■ Exercise brief:
What follows is a set of records; restate each one word for word and drop the pictures.

■ Extracted data:
——

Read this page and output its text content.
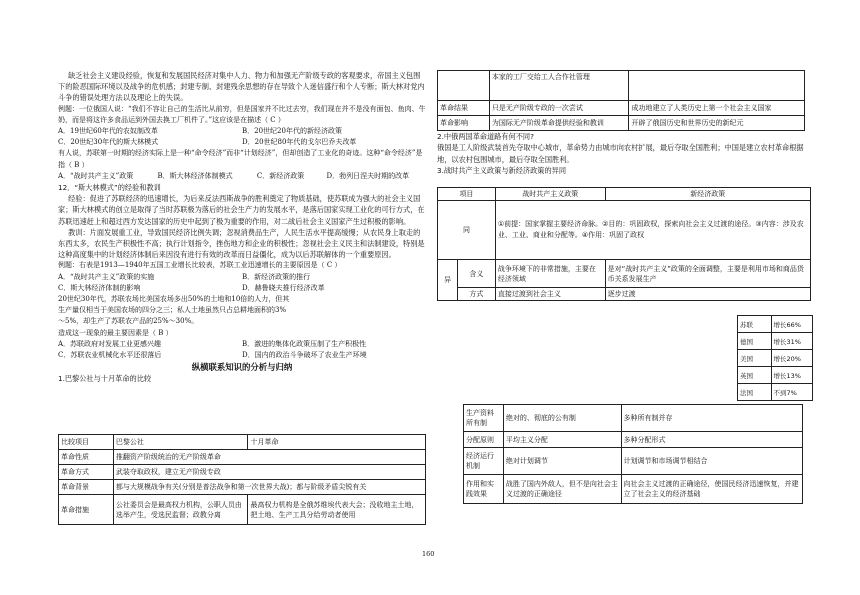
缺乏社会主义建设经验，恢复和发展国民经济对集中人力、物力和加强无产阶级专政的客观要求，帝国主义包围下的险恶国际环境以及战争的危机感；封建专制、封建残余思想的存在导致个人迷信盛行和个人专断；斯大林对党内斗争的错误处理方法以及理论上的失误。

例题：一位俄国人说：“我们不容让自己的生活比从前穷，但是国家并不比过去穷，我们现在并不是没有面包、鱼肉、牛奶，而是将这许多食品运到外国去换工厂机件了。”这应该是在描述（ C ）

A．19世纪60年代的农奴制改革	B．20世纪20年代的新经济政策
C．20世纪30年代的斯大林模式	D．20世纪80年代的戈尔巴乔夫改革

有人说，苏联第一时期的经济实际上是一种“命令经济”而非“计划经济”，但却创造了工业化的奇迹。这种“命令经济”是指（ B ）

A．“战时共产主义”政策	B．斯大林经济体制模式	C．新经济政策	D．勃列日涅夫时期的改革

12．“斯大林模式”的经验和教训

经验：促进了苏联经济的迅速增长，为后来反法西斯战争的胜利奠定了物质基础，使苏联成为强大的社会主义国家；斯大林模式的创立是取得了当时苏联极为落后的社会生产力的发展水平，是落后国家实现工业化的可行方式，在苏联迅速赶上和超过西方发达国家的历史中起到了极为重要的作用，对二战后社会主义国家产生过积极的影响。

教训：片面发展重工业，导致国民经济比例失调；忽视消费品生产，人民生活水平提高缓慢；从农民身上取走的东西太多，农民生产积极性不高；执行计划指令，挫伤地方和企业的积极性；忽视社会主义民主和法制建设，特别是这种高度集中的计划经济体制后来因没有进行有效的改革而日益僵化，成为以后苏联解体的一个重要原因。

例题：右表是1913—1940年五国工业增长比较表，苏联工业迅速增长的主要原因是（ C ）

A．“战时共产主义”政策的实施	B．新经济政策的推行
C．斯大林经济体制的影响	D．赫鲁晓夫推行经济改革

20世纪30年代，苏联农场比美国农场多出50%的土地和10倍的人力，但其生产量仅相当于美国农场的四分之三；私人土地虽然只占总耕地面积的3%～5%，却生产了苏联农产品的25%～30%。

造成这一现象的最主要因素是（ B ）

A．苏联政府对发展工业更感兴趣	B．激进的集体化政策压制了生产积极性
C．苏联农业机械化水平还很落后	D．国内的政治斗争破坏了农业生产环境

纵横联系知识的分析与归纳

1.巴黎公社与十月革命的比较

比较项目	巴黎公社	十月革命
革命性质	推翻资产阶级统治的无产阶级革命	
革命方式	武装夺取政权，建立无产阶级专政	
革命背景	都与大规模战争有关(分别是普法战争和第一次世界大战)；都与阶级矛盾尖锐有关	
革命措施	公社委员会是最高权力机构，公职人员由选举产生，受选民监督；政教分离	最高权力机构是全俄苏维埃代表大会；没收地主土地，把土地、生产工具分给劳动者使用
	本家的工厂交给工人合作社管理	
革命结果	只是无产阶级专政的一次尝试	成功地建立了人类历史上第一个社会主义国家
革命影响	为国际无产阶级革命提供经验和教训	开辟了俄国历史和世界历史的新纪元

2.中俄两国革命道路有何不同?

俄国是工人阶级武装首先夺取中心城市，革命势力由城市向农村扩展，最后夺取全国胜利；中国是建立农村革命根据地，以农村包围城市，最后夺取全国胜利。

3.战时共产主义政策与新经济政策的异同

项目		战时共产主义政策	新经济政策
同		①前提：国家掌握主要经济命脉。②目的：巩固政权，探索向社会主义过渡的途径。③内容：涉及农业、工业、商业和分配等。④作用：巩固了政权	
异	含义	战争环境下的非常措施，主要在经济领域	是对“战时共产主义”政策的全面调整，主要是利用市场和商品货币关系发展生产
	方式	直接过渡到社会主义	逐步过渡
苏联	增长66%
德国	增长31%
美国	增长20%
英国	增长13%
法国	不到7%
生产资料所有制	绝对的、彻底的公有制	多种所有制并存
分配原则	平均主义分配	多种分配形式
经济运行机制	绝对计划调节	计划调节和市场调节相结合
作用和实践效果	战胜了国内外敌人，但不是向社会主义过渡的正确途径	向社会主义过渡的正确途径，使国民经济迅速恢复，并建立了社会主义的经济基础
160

——

■ Task output:
Read this page and output its text content.
缺乏社会主义建设经验，恢复和发展国民经济对集中人力、物力和加强无产阶级专政的客观要求，帝国主义包围下的险恶国际环境以及战争的危机感；封建专制、封建残余思想的存在导致个人迷信盛行和个人专断；斯大林对党内斗争的错误处理方法以及理论上的失误。

例题：一位俄国人说：“我们不容让自己的生活比从前穷，但是国家并不比过去穷，我们现在并不是没有面包、鱼肉、牛奶，而是将这许多食品运到外国去换工厂机件了。”这应该是在描述（ C ）

A．19世纪60年代的农奴制改革	B．20世纪20年代的新经济政策
C．20世纪30年代的斯大林模式	D．20世纪80年代的戈尔巴乔夫改革

有人说，苏联第一时期的经济实际上是一种“命令经济”而非“计划经济”，但却创造了工业化的奇迹。这种“命令经济”是指（ B ）

A．“战时共产主义”政策	B．斯大林经济体制模式	C．新经济政策	D．勃列日涅夫时期的改革

12．“斯大林模式”的经验和教训

经验：促进了苏联经济的迅速增长，为后来反法西斯战争的胜利奠定了物质基础，使苏联成为强大的社会主义国家；斯大林模式的创立是取得了当时苏联极为落后的社会生产力的发展水平，是落后国家实现工业化的可行方式，在苏联迅速赶上和超过西方发达国家的历史中起到了极为重要的作用，对二战后社会主义国家产生过积极的影响。

教训：片面发展重工业，导致国民经济比例失调；忽视消费品生产，人民生活水平提高缓慢；从农民身上取走的东西太多，农民生产积极性不高；执行计划指令，挫伤地方和企业的积极性；忽视社会主义民主和法制建设，特别是这种高度集中的计划经济体制后来因没有进行有效的改革而日益僵化，成为以后苏联解体的一个重要原因。

例题：右表是1913—1940年五国工业增长比较表，苏联工业迅速增长的主要原因是（ C ）

A．“战时共产主义”政策的实施	B．新经济政策的推行
C．斯大林经济体制的影响	D．赫鲁晓夫推行经济改革

20世纪30年代，苏联农场比美国农场多出50%的土地和10倍的人力，但其生产量仅相当于美国农场的四分之三；私人土地虽然只占总耕地面积的3%～5%，却生产了苏联农产品的25%～30%。

造成这一现象的最主要因素是（ B ）

A．苏联政府对发展工业更感兴趣	B．激进的集体化政策压制了生产积极性
C．苏联农业机械化水平还很落后	D．国内的政治斗争破坏了农业生产环境

纵横联系知识的分析与归纳

1.巴黎公社与十月革命的比较

比较项目	巴黎公社	十月革命
革命性质	推翻资产阶级统治的无产阶级革命	
革命方式	武装夺取政权，建立无产阶级专政	
革命背景	都与大规模战争有关(分别是普法战争和第一次世界大战)；都与阶级矛盾尖锐有关	
革命措施	公社委员会是最高权力机构，公职人员由选举产生，受选民监督；政教分离	最高权力机构是全俄苏维埃代表大会；没收地主土地，把土地、生产工具分给劳动者使用
	本家的工厂交给工人合作社管理	
革命结果	只是无产阶级专政的一次尝试	成功地建立了人类历史上第一个社会主义国家
革命影响	为国际无产阶级革命提供经验和教训	开辟了俄国历史和世界历史的新纪元

2.中俄两国革命道路有何不同?

俄国是工人阶级武装首先夺取中心城市，革命势力由城市向农村扩展，最后夺取全国胜利；中国是建立农村革命根据地，以农村包围城市，最后夺取全国胜利。

3.战时共产主义政策与新经济政策的异同

项目		战时共产主义政策	新经济政策
同		①前提：国家掌握主要经济命脉。②目的：巩固政权，探索向社会主义过渡的途径。③内容：涉及农业、工业、商业和分配等。④作用：巩固了政权	
异	含义	战争环境下的非常措施，主要在经济领域	是对“战时共产主义”政策的全面调整，主要是利用市场和商品货币关系发展生产
	方式	直接过渡到社会主义	逐步过渡
苏联	增长66%
德国	增长31%
美国	增长20%
英国	增长13%
法国	不到7%
生产资料所有制	绝对的、彻底的公有制	多种所有制并存
分配原则	平均主义分配	多种分配形式
经济运行机制	绝对计划调节	计划调节和市场调节相结合
作用和实践效果	战胜了国内外敌人，但不是向社会主义过渡的正确途径	向社会主义过渡的正确途径，使国民经济迅速恢复，并建立了社会主义的经济基础
160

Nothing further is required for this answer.